Do this :: Isolate every line in the data with the string "grid" and copy it.

Data excerpts ::
==============================

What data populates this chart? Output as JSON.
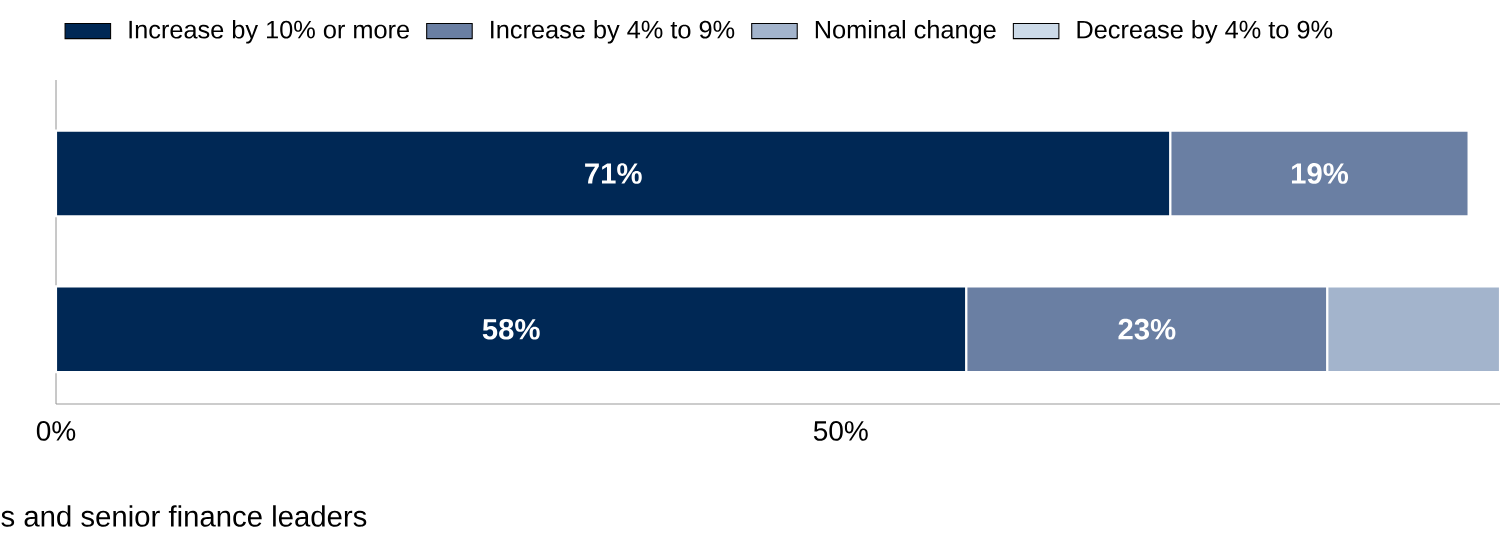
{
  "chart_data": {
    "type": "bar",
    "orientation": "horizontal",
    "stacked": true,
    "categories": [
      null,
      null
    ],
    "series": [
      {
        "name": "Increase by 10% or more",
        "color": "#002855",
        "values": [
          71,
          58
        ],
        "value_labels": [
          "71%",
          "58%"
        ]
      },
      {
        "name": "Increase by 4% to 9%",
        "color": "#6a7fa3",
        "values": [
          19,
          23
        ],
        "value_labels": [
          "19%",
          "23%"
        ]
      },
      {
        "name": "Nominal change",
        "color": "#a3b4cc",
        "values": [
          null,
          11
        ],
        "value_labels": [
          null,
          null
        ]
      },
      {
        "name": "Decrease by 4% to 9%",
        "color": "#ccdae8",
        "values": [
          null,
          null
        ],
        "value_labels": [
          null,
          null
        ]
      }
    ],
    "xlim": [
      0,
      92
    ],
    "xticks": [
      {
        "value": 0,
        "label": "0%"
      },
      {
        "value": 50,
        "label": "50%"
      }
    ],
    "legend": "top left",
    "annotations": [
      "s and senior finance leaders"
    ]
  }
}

==============================

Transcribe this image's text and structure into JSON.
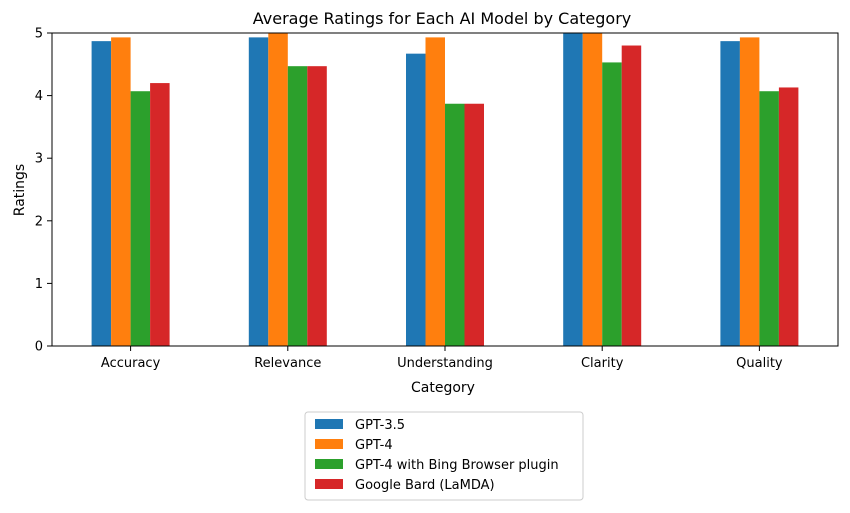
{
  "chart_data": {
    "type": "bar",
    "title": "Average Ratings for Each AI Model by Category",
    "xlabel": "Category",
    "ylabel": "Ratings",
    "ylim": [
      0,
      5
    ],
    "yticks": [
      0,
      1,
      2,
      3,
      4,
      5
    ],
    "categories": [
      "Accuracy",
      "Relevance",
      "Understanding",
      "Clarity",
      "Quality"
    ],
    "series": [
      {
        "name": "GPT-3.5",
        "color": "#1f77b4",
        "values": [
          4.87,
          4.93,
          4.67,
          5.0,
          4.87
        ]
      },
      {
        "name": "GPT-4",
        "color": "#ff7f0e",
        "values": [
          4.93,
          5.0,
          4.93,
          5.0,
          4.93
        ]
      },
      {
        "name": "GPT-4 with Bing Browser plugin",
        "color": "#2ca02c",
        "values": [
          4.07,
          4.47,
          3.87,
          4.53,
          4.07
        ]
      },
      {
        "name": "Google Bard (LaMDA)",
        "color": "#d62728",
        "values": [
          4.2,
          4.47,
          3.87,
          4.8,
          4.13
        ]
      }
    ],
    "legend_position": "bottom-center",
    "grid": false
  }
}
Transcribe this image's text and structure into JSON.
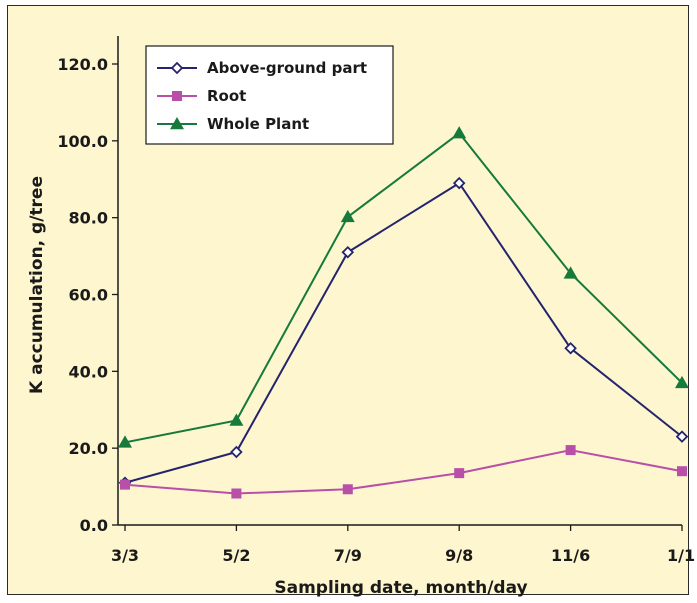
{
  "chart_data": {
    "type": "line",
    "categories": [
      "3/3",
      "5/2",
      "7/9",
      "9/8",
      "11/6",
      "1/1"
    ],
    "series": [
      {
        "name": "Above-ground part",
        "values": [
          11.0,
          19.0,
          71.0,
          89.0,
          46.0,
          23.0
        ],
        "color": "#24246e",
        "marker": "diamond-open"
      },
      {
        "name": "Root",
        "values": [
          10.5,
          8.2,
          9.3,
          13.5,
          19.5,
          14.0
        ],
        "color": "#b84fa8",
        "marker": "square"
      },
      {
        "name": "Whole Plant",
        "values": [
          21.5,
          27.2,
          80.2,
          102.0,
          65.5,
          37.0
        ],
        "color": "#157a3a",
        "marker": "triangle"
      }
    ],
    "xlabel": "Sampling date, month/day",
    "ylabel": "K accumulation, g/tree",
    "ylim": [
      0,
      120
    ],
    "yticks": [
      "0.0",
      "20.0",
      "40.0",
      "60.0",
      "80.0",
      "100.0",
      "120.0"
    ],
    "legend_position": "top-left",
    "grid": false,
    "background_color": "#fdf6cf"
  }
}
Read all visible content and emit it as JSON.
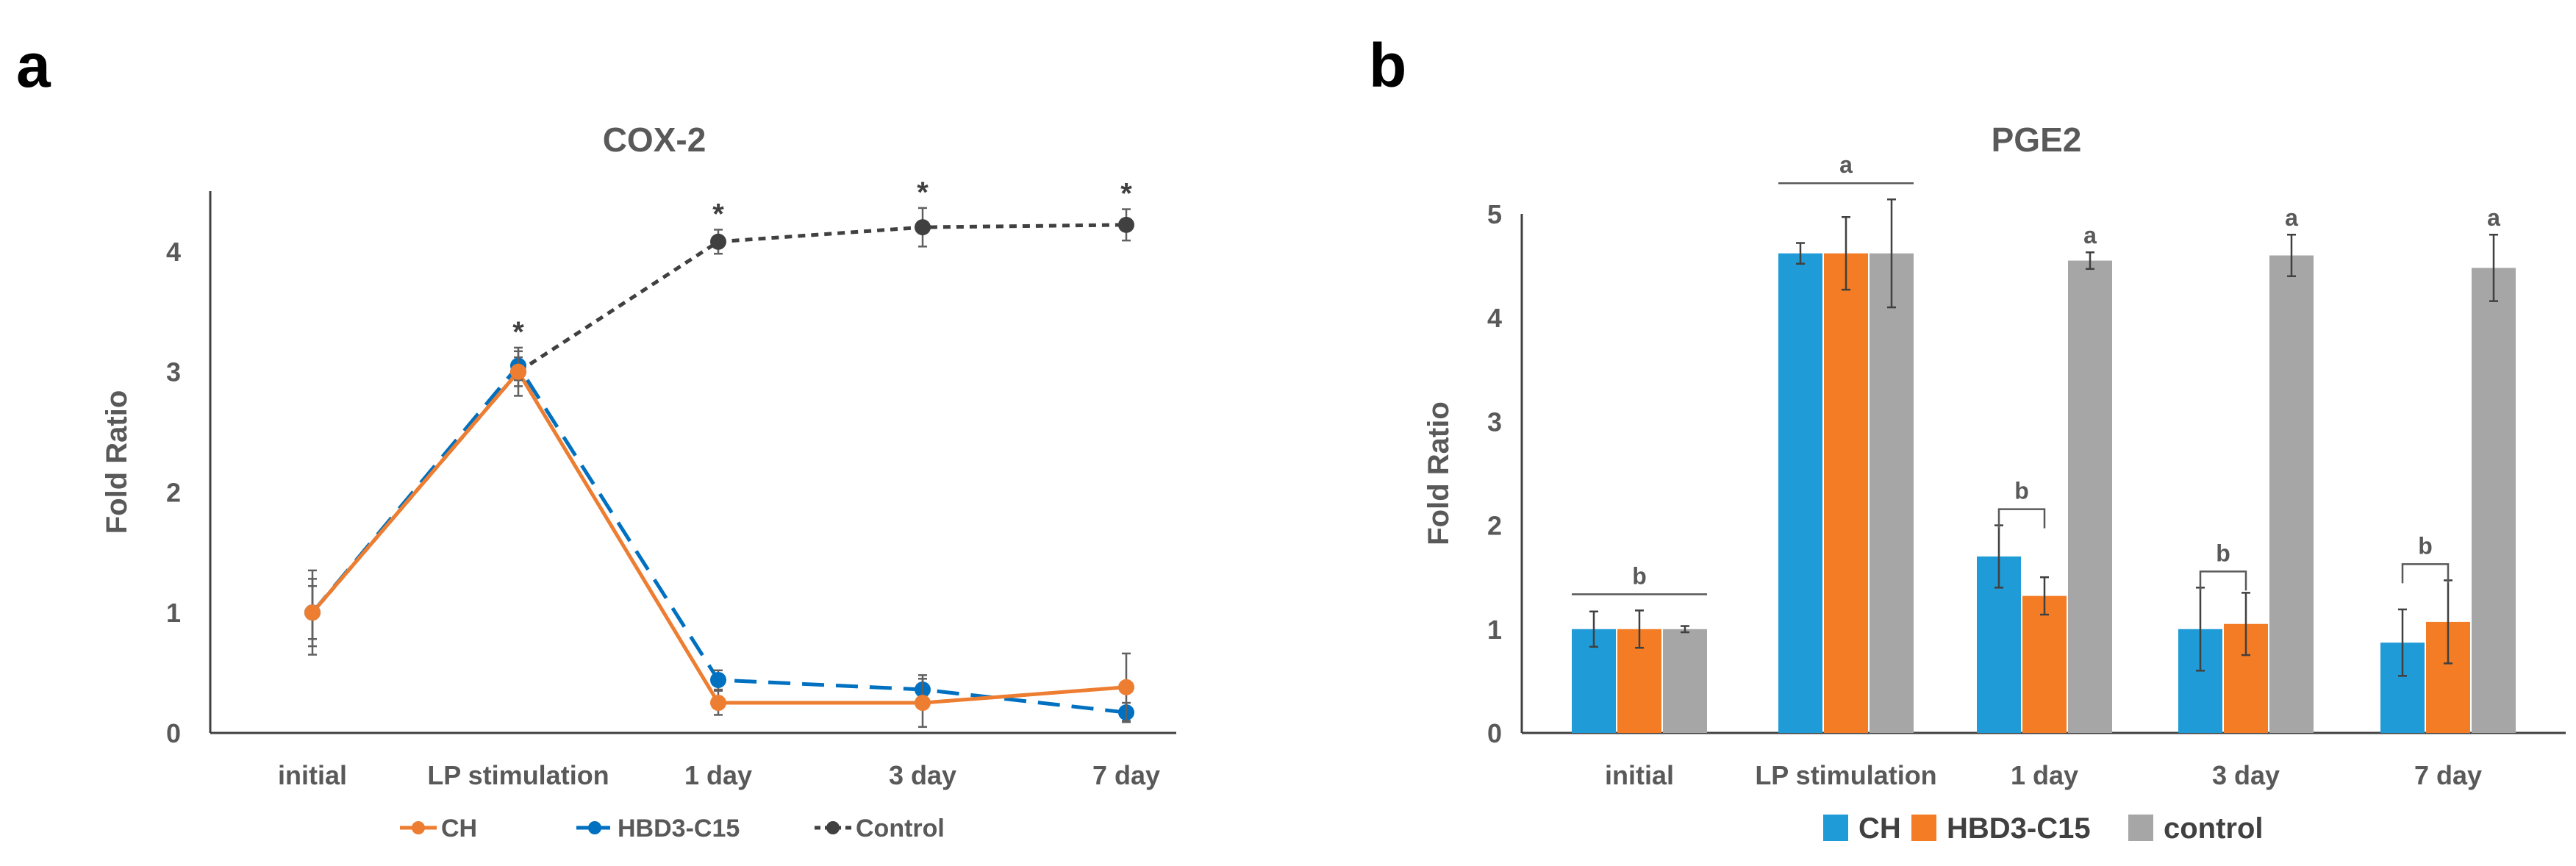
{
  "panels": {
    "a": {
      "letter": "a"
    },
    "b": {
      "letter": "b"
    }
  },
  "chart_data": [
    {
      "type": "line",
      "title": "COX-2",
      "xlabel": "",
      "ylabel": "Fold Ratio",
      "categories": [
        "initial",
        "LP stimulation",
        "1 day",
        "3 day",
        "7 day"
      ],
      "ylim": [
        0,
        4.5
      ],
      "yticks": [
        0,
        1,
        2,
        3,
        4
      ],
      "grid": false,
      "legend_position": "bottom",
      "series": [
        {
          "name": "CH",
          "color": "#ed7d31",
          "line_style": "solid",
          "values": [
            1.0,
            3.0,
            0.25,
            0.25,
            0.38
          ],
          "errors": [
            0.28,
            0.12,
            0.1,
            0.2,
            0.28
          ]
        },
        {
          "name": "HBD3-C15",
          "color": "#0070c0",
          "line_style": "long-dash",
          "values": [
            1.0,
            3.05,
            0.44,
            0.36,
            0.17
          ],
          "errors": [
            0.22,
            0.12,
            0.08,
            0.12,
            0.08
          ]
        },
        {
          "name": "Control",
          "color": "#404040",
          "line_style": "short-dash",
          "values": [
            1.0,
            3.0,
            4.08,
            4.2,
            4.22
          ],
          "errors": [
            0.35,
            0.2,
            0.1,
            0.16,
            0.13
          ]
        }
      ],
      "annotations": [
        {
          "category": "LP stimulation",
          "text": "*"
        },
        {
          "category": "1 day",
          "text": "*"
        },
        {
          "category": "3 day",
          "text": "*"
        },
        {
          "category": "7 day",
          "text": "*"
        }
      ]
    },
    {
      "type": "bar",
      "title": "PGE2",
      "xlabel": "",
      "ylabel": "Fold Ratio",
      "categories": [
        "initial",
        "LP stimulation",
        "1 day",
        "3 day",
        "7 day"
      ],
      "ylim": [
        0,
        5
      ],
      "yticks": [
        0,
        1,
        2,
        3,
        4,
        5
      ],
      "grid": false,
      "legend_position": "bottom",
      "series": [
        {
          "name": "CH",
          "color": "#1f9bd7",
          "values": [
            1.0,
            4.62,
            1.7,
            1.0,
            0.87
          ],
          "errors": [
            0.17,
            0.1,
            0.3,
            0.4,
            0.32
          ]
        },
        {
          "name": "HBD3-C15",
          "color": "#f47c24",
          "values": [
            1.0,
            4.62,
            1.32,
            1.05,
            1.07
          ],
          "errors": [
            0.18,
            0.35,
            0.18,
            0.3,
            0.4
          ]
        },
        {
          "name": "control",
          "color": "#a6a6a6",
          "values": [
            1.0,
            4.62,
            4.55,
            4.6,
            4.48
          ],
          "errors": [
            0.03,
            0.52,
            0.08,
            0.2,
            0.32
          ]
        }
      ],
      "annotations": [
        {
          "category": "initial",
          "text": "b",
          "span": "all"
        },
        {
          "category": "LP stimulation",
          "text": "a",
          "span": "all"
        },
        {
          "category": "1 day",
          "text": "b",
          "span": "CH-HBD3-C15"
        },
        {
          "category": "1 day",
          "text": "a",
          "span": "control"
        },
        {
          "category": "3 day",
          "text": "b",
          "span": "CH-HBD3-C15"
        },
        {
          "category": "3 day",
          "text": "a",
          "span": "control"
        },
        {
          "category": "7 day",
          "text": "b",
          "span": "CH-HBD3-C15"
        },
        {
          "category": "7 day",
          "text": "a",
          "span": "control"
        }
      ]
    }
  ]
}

==============================

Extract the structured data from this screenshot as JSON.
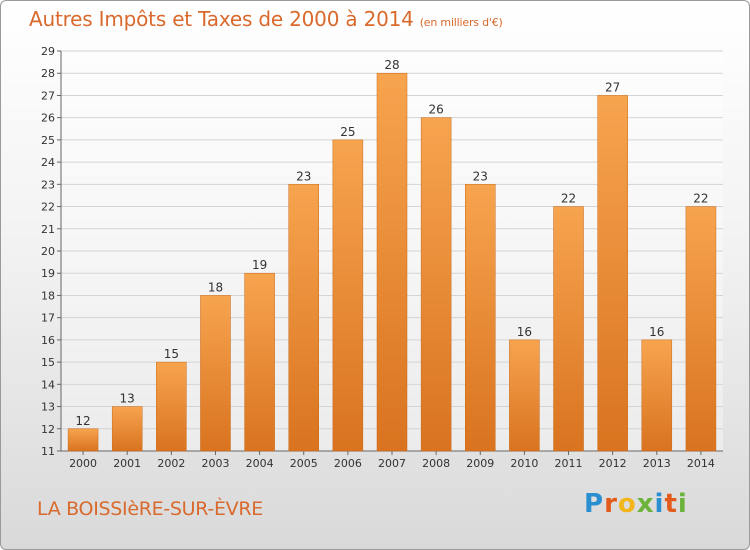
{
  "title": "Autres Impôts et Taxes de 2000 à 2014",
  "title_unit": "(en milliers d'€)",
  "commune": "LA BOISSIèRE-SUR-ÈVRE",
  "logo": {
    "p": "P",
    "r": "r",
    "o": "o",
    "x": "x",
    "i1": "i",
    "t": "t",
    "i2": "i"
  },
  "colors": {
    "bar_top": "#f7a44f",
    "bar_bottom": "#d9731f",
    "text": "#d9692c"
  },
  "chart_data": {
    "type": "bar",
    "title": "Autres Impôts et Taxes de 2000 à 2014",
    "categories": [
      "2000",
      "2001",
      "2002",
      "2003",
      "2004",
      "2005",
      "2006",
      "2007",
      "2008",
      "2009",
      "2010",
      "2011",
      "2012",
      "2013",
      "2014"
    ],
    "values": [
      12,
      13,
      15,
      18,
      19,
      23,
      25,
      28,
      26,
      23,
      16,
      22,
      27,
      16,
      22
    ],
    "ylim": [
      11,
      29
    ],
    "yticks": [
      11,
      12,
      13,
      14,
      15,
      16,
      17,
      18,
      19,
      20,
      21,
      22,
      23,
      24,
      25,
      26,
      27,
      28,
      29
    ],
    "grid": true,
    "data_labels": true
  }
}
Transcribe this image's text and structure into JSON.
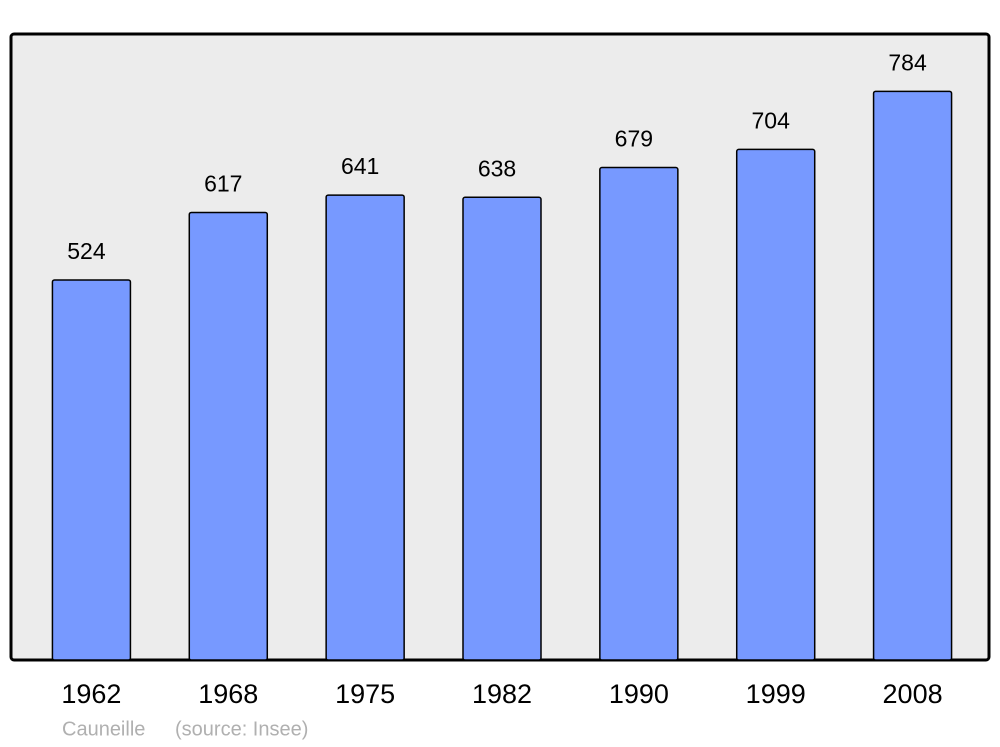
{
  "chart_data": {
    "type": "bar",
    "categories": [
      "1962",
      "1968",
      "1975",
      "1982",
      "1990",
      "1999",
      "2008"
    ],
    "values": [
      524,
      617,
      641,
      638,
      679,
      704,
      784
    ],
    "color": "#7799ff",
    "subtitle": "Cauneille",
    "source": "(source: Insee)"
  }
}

==============================

Solution for this problem ::
    "grid": false
    "grid": false,
      "grid": false,
      "grid": false,
    "grid": true,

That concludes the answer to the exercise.